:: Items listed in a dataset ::
<<<<
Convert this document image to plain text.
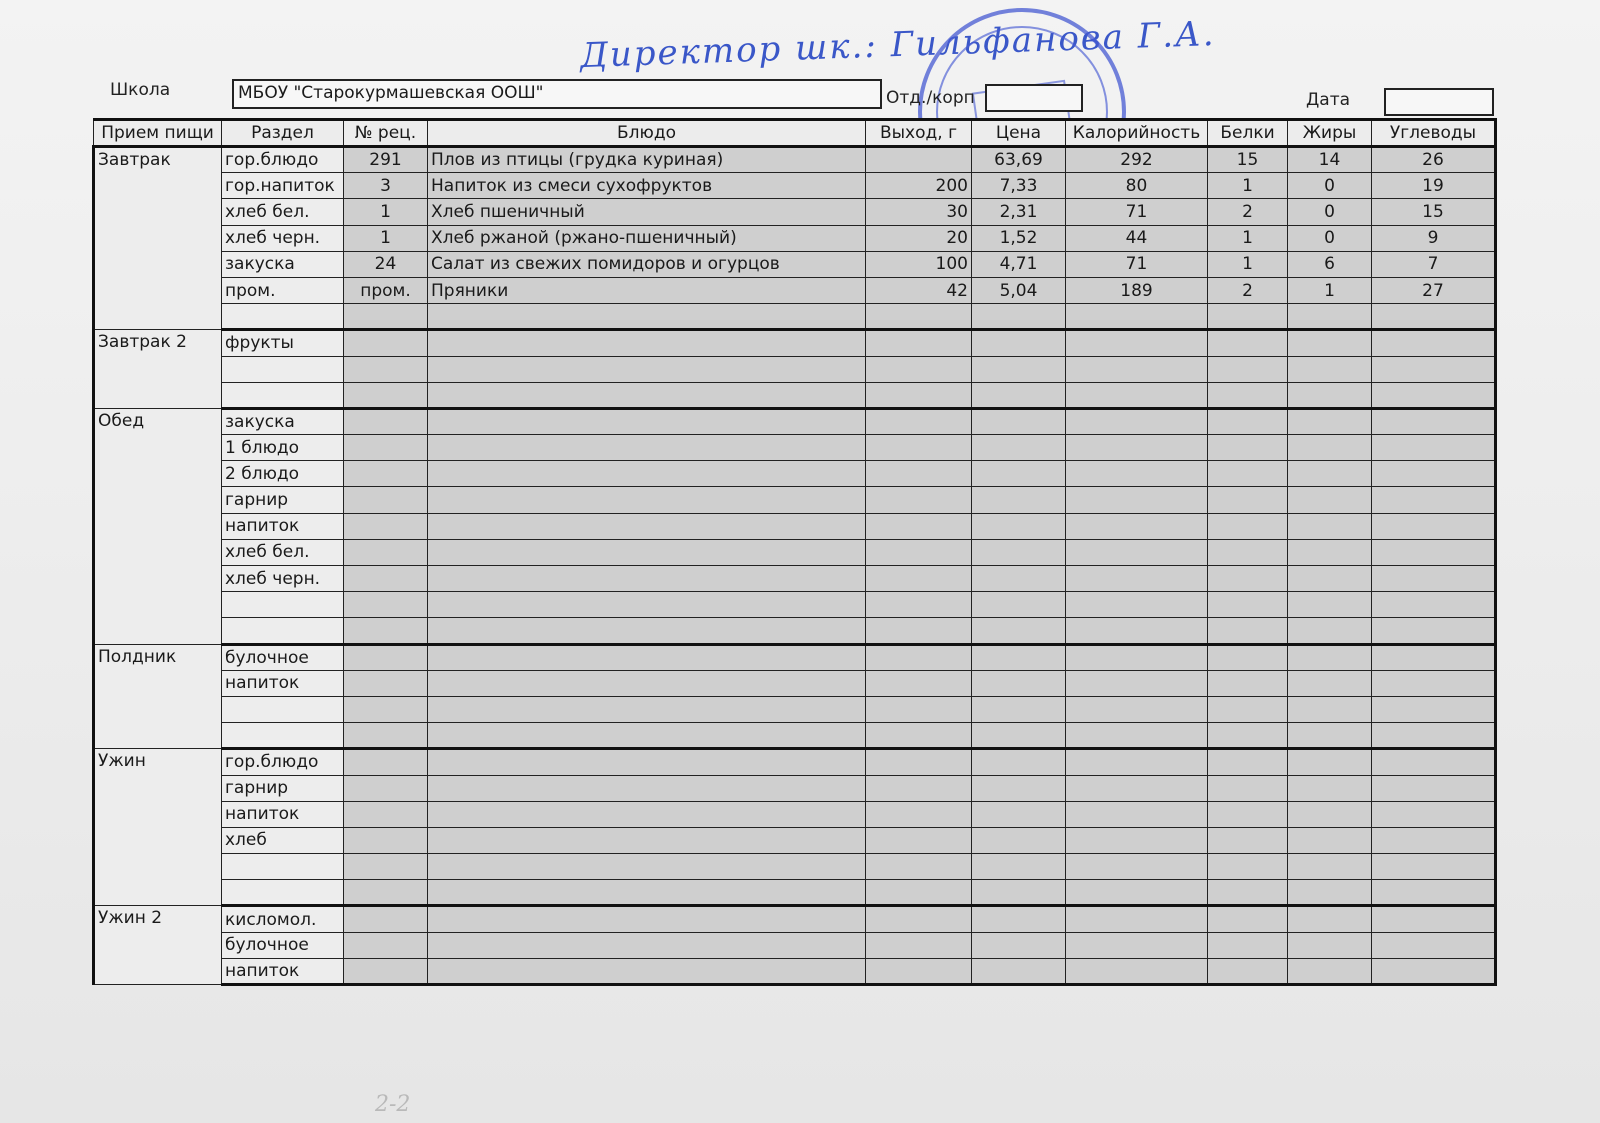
Директор шк.: Гильфанова Г.А.
Школа	МБОУ "Старокурмашевская ООШ"	Отд./корп	Дата
Прием пищи	Раздел	№ рец.	Блюдо	Выход, г	Цена	Калорийность	Белки	Жиры	Углеводы
Завтрак	гор.блюдо	291	Плов из птицы (грудка куриная)		63,69	292	15	14	26
	гор.напиток	3	Напиток из смеси сухофруктов	200	7,33	80	1	0	19
	хлеб бел.	1	Хлеб пшеничный	30	2,31	71	2	0	15
	хлеб черн.	1	Хлеб ржаной (ржано-пшеничный)	20	1,52	44	1	0	9
	закуска	24	Салат из свежих помидоров и огурцов	100	4,71	71	1	6	7
	пром.	пром.	Пряники	42	5,04	189	2	1	27

Завтрак 2	фрукты								

Обед	закуска								
	1 блюдо								
	2 блюдо								
	гарнир								
	напиток								
	хлеб бел.								
	хлеб черн.								

Полдник	булочное								
	напиток								

Ужин	гор.блюдо								
	гарнир								
	напиток								
	хлеб								

Ужин 2	кисломол.								
	булочное								
	напиток								
2-2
>>>>
:: What you will do ::
Find how many lines include the string "черн" and report that number alone.

:: Reply ::
2